# ENTRIES PROVIDED start

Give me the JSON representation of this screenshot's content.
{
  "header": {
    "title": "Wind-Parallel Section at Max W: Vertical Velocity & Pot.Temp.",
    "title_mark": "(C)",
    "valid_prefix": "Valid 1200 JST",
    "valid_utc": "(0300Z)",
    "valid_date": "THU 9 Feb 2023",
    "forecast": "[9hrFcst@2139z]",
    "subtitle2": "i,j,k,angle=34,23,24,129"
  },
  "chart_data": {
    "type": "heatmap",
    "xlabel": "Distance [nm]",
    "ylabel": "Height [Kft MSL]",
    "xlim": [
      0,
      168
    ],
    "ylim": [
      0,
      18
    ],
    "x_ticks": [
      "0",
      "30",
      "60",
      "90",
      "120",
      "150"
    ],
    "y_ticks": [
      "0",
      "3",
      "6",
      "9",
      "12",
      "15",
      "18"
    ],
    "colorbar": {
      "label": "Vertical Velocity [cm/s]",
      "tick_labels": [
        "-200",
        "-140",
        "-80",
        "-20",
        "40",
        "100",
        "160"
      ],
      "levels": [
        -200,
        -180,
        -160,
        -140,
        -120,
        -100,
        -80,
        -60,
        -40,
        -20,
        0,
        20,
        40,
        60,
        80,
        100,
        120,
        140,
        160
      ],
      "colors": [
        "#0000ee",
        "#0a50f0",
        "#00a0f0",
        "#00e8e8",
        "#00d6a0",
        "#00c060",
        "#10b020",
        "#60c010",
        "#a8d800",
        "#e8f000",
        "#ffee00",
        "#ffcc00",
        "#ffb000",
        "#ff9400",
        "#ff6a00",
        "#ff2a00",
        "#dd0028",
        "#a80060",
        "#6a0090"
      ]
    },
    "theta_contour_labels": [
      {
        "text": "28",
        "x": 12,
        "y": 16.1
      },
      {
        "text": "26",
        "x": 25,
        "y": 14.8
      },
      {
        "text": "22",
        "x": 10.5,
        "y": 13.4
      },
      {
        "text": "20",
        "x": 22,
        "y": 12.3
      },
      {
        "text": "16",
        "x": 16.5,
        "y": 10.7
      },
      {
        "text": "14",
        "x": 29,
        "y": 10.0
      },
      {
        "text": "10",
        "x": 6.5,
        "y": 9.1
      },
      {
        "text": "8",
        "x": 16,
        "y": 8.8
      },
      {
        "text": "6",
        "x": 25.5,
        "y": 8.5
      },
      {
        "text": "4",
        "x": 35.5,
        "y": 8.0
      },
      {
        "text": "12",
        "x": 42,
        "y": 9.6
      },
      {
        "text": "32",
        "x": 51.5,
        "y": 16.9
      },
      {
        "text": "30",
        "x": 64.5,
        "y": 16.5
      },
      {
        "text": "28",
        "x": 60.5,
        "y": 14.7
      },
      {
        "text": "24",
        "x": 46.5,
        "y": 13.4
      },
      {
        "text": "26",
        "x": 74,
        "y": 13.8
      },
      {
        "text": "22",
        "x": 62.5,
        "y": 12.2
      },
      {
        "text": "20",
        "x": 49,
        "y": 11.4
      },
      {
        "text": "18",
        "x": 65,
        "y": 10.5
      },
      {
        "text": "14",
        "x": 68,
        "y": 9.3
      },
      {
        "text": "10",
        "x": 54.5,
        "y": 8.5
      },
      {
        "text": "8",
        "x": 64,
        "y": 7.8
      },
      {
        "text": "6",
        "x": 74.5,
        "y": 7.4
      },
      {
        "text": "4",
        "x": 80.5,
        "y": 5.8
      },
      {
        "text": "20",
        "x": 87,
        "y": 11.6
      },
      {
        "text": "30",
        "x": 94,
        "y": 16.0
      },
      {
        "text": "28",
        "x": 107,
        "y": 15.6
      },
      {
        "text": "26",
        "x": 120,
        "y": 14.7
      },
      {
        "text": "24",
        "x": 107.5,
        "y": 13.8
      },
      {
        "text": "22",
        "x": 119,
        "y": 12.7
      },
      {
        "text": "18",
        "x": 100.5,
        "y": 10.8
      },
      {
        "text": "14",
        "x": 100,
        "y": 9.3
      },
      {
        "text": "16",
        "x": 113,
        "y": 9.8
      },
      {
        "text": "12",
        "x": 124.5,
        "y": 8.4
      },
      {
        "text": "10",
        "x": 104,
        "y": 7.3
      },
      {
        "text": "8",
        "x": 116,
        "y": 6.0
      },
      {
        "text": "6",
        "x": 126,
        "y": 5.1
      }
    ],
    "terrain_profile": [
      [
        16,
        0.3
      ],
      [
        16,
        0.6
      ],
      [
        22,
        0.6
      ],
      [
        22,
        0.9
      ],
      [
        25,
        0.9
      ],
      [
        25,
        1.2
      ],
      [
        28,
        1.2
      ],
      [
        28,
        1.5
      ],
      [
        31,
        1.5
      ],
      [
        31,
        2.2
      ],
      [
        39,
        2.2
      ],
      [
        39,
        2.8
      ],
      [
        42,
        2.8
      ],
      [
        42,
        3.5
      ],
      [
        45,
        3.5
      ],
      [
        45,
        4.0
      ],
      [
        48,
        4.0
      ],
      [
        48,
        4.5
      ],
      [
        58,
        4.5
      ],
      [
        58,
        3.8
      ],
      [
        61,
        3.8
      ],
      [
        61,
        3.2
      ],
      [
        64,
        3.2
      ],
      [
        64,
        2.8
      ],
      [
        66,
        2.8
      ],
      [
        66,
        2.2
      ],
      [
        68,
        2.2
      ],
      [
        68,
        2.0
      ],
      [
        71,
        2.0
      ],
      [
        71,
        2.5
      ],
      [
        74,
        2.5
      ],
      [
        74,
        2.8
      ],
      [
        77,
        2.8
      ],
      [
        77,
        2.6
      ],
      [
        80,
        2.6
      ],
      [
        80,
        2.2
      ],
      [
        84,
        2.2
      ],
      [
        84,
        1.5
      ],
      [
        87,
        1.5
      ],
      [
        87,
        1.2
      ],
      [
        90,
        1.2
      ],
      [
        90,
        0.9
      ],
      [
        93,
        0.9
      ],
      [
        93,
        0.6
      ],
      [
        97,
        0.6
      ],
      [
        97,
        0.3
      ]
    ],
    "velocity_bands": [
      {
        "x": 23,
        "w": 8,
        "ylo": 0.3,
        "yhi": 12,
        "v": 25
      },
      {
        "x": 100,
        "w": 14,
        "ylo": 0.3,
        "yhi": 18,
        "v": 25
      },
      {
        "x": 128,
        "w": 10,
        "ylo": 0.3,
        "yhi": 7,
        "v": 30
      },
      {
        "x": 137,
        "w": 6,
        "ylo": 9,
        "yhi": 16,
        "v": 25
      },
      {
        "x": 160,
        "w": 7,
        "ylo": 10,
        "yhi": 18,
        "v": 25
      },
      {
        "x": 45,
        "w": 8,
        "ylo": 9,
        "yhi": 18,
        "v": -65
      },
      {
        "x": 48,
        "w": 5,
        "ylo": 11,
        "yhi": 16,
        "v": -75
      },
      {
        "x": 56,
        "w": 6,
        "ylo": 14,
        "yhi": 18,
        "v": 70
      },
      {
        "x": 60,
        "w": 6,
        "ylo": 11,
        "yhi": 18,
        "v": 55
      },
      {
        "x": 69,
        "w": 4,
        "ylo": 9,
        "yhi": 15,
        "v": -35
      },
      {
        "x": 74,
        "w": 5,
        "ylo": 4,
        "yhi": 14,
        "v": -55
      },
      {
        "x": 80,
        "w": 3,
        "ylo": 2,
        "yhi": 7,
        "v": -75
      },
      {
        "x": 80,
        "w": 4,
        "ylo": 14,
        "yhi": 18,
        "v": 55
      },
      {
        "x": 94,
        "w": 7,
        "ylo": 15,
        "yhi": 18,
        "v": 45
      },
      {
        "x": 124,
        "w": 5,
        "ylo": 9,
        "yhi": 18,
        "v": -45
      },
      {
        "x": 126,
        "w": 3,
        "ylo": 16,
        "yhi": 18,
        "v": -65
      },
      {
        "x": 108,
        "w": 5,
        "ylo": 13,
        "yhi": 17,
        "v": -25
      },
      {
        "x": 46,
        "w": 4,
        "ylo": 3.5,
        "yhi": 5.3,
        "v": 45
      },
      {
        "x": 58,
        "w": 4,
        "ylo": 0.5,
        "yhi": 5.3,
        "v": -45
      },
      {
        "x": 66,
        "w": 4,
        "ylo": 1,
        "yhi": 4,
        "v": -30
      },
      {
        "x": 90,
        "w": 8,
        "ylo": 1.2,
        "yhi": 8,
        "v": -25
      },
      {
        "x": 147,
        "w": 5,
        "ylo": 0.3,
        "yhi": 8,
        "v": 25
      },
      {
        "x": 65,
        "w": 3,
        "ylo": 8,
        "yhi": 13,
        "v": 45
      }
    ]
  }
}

# ENTRIES PROVIDED end

SET PROBLEM |
Using the records above, find and show each line with the string "Vertical".

FULL RESPONSE |
    "title": "Wind-Parallel Section at Max W: Vertical Velocity & Pot.Temp.",
      "label": "Vertical Velocity [cm/s]",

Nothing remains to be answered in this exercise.